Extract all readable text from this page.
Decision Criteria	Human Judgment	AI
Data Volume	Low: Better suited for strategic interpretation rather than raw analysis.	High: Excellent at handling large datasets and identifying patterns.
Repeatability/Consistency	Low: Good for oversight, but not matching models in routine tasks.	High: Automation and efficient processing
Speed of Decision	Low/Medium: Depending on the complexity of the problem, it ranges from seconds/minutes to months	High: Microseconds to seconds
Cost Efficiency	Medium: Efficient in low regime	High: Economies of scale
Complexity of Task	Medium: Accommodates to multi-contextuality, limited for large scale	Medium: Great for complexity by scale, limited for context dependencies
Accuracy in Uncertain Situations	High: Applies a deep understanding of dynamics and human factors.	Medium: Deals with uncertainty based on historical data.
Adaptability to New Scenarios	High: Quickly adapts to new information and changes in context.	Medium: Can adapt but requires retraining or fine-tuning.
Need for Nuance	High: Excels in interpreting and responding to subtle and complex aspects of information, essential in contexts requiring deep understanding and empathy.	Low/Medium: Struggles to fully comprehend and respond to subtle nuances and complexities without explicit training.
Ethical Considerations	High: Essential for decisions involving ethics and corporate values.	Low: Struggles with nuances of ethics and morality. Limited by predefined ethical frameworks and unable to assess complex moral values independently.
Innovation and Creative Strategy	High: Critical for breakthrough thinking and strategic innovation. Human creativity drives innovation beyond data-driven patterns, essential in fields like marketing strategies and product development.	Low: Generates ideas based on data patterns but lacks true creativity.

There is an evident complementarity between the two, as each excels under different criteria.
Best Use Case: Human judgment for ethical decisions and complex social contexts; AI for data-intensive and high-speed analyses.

# # # # #

TASK OBJECTIVE |
Extract the full listing and reproduce each line exactly.

SOLVED EXERCISE |
Extract all readable text from this page.
Decision Criteria	Human Judgment	AI
Data Volume	Low: Better suited for strategic interpretation rather than raw analysis.	High: Excellent at handling large datasets and identifying patterns.
Repeatability/Consistency	Low: Good for oversight, but not matching models in routine tasks.	High: Automation and efficient processing
Speed of Decision	Low/Medium: Depending on the complexity of the problem, it ranges from seconds/minutes to months	High: Microseconds to seconds
Cost Efficiency	Medium: Efficient in low regime	High: Economies of scale
Complexity of Task	Medium: Accommodates to multi-contextuality, limited for large scale	Medium: Great for complexity by scale, limited for context dependencies
Accuracy in Uncertain Situations	High: Applies a deep understanding of dynamics and human factors.	Medium: Deals with uncertainty based on historical data.
Adaptability to New Scenarios	High: Quickly adapts to new information and changes in context.	Medium: Can adapt but requires retraining or fine-tuning.
Need for Nuance	High: Excels in interpreting and responding to subtle and complex aspects of information, essential in contexts requiring deep understanding and empathy.	Low/Medium: Struggles to fully comprehend and respond to subtle nuances and complexities without explicit training.
Ethical Considerations	High: Essential for decisions involving ethics and corporate values.	Low: Struggles with nuances of ethics and morality. Limited by predefined ethical frameworks and unable to assess complex moral values independently.
Innovation and Creative Strategy	High: Critical for breakthrough thinking and strategic innovation. Human creativity drives innovation beyond data-driven patterns, essential in fields like marketing strategies and product development.	Low: Generates ideas based on data patterns but lacks true creativity.

There is an evident complementarity between the two, as each excels under different criteria.
Best Use Case: Human judgment for ethical decisions and complex social contexts; AI for data-intensive and high-speed analyses.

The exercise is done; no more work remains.